### Brano
"""

Lo stame che le Parche ec. I Poeti paragonarono la vita dell’uomo ad un filo, fingendo che delle tre Parche, figliuole di Demogorgone, o secondo Marco Tullio dell’Erebo e della Notte, Cloto tenga la conocchia, Lachesi fili, Atropo tagli il filo.
Pur mi si para la spietata Amendola ec. Filli, figliuola di Licurgo re di Tracia, credendosi ingannata da Teseo, che le avea dato fede di sposarla, e che non tornava a lei al tempo prefisso, da se stessa vinta dal dolore s’appiccò per la gola, e fu convertita nell’albero dell’amandola, o mandorlo, che qui è detto Amendola in grazia della rima.
E s’io le leggi al tuo signor ec. Questo signore, che Eugenio dice essere di Clonico, è Amore, e le leggi d’Amore son quelle che vogliono che gl’innamorati siano malinconici. Laonde Eugenio desiando di confortare Clonico ottimamente gli propone l’allegrezza, come uno de’ primi rimedj d’Amore.
Ama il giocondo Apollo ec. Io non credo che si possa meglio spiegare quale spezie d’amore voglia qui Eugenio consigliare a Clonico sull’esempio di Apollo e del sacro Genio, che colle parole di Euripide nella Medea:
Il troppo ardente amor non reca mai
Nè buona fama nè virtude all’uomo:
Pur se attemprata Venere ci move
Altra Diva non v’è di lei più cara.
ovvero con ciò che Tibullo dice esser proprio di Osiri nell'El.
viii. del Lib. i.
Non tibi sunt tristes curae, nec luctus, Osiri,
Sed chorus, et cantus, et levis aptus Amor.
E ’l sacro Genio. Piacemi di estendermi alquanto parlando di questo Genio. Egli fu creduto il Dio della natura, del piacere e dell’ospitalità, o come un Nume tutelare, un angelo, un essere privo d’ogni corporea sostanza; il cui proprio nome provenga dall’antico verbo latino geno vale a dire gigno, perchè egli ha forza di generare ogni cosa. Non un solo Genio fu ammesso ma moltissimi, di modo che parecchi opinano che appo gli antichi i Genj, i Lari, i Penati fossero gli stessi. Laonde ciascun uomo, ciascuna città, e ciascun impero avea qual proprio custode uno speziale Genio; al quale si prestava onore e culto con voti, con medaglie, e statue, e pel quale d’ordinario giuravano i soli uomini, siccome d’ordinario le femmine giuravano per Giunone. Celebre è l’iscrizione tratta dal tempio di Ercole nel Campidoglio, ristorato per la salute dell’imperatore: Pro. Salute. D. D. Imp. Pii. Fel. Aug. et. matris. Aug. N. et. Kastror. aedem. Genio. coeli. Adianti. manipuli. ejus. sua. pecunia. refecerunt. Seneca adirato contro il suo castaldo lagnasi fra le altre cose, che alcuni platani siano senza frondi, co’ rami nodosi, e torti, co’ tronchi cattivi e malconci; il che, egli dice, non sarebbe accaduto se alcuno gli zappasse intorno, e gl’inaffiasse. Il castaldo invece giura pel Genio del suo padrone, che in niuna cosa cessò mai la sua premura, e che que’ platani erano alquanto vecchi: jurat per Genium meum se omnia facere, in nulla re cessare curam suam, sed illas (platanos) vetulas esse. Così scrive Seneca medesimo nella sua dodicesima Lettera. Quanto poi fosse saldo il giuramento latto pel Genio massimamente dell’Imperatore, ben lo dimostra Tertulliano, che nel Cap. 28 dell’Apologia così ne rimbrotta i Gentili: Citius denique apud vos per omnes Deos, quam per unicum Genium Caesaris pejeratur. Si chiamavano Genii semplicemente quelli che a ciascun luogo presiedevano, e qualche volta Genii Magni quelli che aveano come in cura le città, e le nazioni. Quindi nelle lapidi sovente si vede indicato Genius Centuriae, Genius Coloniae, Genius Conventus, Genius boatis, Genius Horreorum, Genius Lavacrorum, Genius Municipii, Genius Patriae, Genius Theatri, Genius Venalitionum. Per lo che Prudenzio così si scaglia contro Simmaco:
Quanquam cur Genium Romae mihi fingitis unum?

"""

### Dati forniti
"""

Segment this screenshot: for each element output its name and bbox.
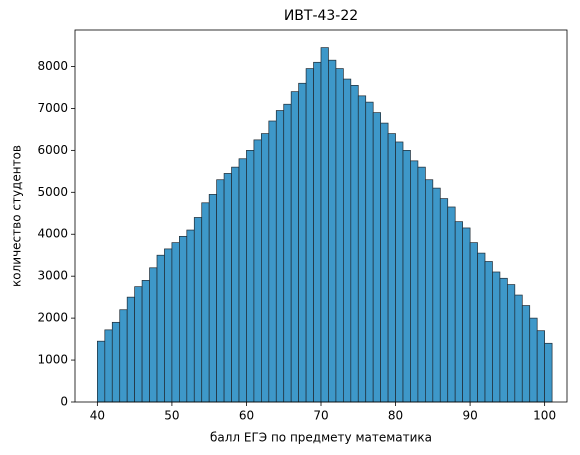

"""

### Compito 1
Ricopia dal brano la parte che parte da "E s’io le leggi" e arriva fino a "levis aptus Amor.".
### Compito 2
Secondo il brano, in quale albero fu trasformata Filli?
I dati non hanno niente a che vedere con il brano.

### Risposta corretta 1
E s’io le leggi al tuo signor ec. Questo signore, che Eugenio dice essere di Clonico, è Amore, e le leggi d’Amore son quelle che vogliono che gl’innamorati siano malinconici. Laonde Eugenio desiando di confortare Clonico ottimamente gli propone l’allegrezza, come uno de’ primi rimedj d’Amore.
Ama il giocondo Apollo ec. Io non credo che si possa meglio spiegare quale spezie d’amore voglia qui Eugenio consigliare a Clonico sull’esempio di Apollo e del sacro Genio, che colle parole di Euripide nella Medea:
Il troppo ardente amor non reca mai
Nè buona fama nè virtude all’uomo:
Pur se attemprata Venere ci move
Altra Diva non v’è di lei più cara.
ovvero con ciò che Tibullo dice esser proprio di Osiri nell'El.
viii. del Lib. i.
Non tibi sunt tristes curae, nec luctus, Osiri,
Sed chorus, et cantus, et levis aptus Amor.

### Risposta corretta 2
Nell'albero dell'amandola, cioè il mandorlo.